#### [The request]
Extract each line of the data and write it out again exactly.

━━━ Provided records ━━━

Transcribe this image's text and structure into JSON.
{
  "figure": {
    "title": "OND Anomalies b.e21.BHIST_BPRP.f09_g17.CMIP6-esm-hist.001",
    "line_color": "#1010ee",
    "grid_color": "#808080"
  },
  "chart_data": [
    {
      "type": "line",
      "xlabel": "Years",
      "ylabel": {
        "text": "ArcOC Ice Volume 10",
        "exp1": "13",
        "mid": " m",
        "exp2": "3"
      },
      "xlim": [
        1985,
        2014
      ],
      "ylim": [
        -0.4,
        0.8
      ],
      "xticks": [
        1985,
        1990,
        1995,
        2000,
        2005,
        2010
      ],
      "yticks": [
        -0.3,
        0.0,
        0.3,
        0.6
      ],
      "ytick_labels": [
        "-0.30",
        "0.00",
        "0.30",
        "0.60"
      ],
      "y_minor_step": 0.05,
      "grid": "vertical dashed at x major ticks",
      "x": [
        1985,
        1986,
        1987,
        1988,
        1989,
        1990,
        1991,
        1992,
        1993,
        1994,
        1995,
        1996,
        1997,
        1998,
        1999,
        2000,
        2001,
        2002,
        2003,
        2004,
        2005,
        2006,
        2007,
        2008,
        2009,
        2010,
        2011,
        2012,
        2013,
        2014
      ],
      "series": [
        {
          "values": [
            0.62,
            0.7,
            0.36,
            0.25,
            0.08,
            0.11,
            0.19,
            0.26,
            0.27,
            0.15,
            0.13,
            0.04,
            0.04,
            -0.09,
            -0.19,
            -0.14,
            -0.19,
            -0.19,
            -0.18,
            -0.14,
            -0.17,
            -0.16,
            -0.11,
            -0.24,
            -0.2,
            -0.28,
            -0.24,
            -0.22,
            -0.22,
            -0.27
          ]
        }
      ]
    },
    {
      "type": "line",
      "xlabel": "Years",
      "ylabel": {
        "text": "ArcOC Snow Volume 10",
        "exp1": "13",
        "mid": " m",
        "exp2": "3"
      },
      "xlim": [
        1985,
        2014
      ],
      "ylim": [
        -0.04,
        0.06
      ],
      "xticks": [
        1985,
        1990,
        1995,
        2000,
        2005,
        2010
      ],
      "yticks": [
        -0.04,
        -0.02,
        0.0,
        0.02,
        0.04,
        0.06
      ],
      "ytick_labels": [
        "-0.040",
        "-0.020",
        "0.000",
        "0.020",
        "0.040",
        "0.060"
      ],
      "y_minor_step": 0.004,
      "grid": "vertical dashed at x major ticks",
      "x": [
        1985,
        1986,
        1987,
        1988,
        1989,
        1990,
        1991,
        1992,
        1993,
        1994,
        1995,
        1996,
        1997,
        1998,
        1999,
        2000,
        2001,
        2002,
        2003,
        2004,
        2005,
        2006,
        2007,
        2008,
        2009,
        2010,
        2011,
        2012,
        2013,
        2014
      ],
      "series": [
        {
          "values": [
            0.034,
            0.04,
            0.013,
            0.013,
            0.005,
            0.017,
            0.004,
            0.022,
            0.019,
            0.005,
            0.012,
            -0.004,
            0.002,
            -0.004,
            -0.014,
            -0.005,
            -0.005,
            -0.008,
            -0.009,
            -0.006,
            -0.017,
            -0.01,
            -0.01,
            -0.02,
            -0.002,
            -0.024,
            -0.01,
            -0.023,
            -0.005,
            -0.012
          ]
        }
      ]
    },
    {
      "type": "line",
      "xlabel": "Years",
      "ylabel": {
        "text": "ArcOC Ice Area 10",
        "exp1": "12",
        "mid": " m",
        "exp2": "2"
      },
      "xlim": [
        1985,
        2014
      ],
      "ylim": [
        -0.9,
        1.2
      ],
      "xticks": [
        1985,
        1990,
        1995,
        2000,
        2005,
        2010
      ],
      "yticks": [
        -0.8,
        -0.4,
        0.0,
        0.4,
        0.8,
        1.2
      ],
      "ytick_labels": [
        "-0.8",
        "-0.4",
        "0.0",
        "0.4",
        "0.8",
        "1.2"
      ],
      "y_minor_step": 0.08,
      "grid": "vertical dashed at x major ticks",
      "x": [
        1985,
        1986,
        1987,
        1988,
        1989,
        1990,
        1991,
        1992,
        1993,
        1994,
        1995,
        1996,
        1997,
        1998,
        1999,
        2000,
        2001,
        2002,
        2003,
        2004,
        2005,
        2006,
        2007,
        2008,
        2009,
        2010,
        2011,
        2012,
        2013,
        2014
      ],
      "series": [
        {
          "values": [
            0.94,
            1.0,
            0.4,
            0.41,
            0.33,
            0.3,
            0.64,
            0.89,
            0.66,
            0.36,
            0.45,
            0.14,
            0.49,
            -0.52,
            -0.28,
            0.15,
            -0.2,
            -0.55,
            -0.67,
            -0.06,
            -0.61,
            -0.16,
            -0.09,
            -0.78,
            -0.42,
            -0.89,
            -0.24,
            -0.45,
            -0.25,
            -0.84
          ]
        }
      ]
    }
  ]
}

━━━

#### [The reply]
Transcribe this image's text and structure into JSON.
{
  "figure": {
    "title": "OND Anomalies b.e21.BHIST_BPRP.f09_g17.CMIP6-esm-hist.001",
    "line_color": "#1010ee",
    "grid_color": "#808080"
  },
  "chart_data": [
    {
      "type": "line",
      "xlabel": "Years",
      "ylabel": {
        "text": "ArcOC Ice Volume 10",
        "exp1": "13",
        "mid": " m",
        "exp2": "3"
      },
      "xlim": [
        1985,
        2014
      ],
      "ylim": [
        -0.4,
        0.8
      ],
      "xticks": [
        1985,
        1990,
        1995,
        2000,
        2005,
        2010
      ],
      "yticks": [
        -0.3,
        0.0,
        0.3,
        0.6
      ],
      "ytick_labels": [
        "-0.30",
        "0.00",
        "0.30",
        "0.60"
      ],
      "y_minor_step": 0.05,
      "grid": "vertical dashed at x major ticks",
      "x": [
        1985,
        1986,
        1987,
        1988,
        1989,
        1990,
        1991,
        1992,
        1993,
        1994,
        1995,
        1996,
        1997,
        1998,
        1999,
        2000,
        2001,
        2002,
        2003,
        2004,
        2005,
        2006,
        2007,
        2008,
        2009,
        2010,
        2011,
        2012,
        2013,
        2014
      ],
      "series": [
        {
          "values": [
            0.62,
            0.7,
            0.36,
            0.25,
            0.08,
            0.11,
            0.19,
            0.26,
            0.27,
            0.15,
            0.13,
            0.04,
            0.04,
            -0.09,
            -0.19,
            -0.14,
            -0.19,
            -0.19,
            -0.18,
            -0.14,
            -0.17,
            -0.16,
            -0.11,
            -0.24,
            -0.2,
            -0.28,
            -0.24,
            -0.22,
            -0.22,
            -0.27
          ]
        }
      ]
    },
    {
      "type": "line",
      "xlabel": "Years",
      "ylabel": {
        "text": "ArcOC Snow Volume 10",
        "exp1": "13",
        "mid": " m",
        "exp2": "3"
      },
      "xlim": [
        1985,
        2014
      ],
      "ylim": [
        -0.04,
        0.06
      ],
      "xticks": [
        1985,
        1990,
        1995,
        2000,
        2005,
        2010
      ],
      "yticks": [
        -0.04,
        -0.02,
        0.0,
        0.02,
        0.04,
        0.06
      ],
      "ytick_labels": [
        "-0.040",
        "-0.020",
        "0.000",
        "0.020",
        "0.040",
        "0.060"
      ],
      "y_minor_step": 0.004,
      "grid": "vertical dashed at x major ticks",
      "x": [
        1985,
        1986,
        1987,
        1988,
        1989,
        1990,
        1991,
        1992,
        1993,
        1994,
        1995,
        1996,
        1997,
        1998,
        1999,
        2000,
        2001,
        2002,
        2003,
        2004,
        2005,
        2006,
        2007,
        2008,
        2009,
        2010,
        2011,
        2012,
        2013,
        2014
      ],
      "series": [
        {
          "values": [
            0.034,
            0.04,
            0.013,
            0.013,
            0.005,
            0.017,
            0.004,
            0.022,
            0.019,
            0.005,
            0.012,
            -0.004,
            0.002,
            -0.004,
            -0.014,
            -0.005,
            -0.005,
            -0.008,
            -0.009,
            -0.006,
            -0.017,
            -0.01,
            -0.01,
            -0.02,
            -0.002,
            -0.024,
            -0.01,
            -0.023,
            -0.005,
            -0.012
          ]
        }
      ]
    },
    {
      "type": "line",
      "xlabel": "Years",
      "ylabel": {
        "text": "ArcOC Ice Area 10",
        "exp1": "12",
        "mid": " m",
        "exp2": "2"
      },
      "xlim": [
        1985,
        2014
      ],
      "ylim": [
        -0.9,
        1.2
      ],
      "xticks": [
        1985,
        1990,
        1995,
        2000,
        2005,
        2010
      ],
      "yticks": [
        -0.8,
        -0.4,
        0.0,
        0.4,
        0.8,
        1.2
      ],
      "ytick_labels": [
        "-0.8",
        "-0.4",
        "0.0",
        "0.4",
        "0.8",
        "1.2"
      ],
      "y_minor_step": 0.08,
      "grid": "vertical dashed at x major ticks",
      "x": [
        1985,
        1986,
        1987,
        1988,
        1989,
        1990,
        1991,
        1992,
        1993,
        1994,
        1995,
        1996,
        1997,
        1998,
        1999,
        2000,
        2001,
        2002,
        2003,
        2004,
        2005,
        2006,
        2007,
        2008,
        2009,
        2010,
        2011,
        2012,
        2013,
        2014
      ],
      "series": [
        {
          "values": [
            0.94,
            1.0,
            0.4,
            0.41,
            0.33,
            0.3,
            0.64,
            0.89,
            0.66,
            0.36,
            0.45,
            0.14,
            0.49,
            -0.52,
            -0.28,
            0.15,
            -0.2,
            -0.55,
            -0.67,
            -0.06,
            -0.61,
            -0.16,
            -0.09,
            -0.78,
            -0.42,
            -0.89,
            -0.24,
            -0.45,
            -0.25,
            -0.84
          ]
        }
      ]
    }
  ]
}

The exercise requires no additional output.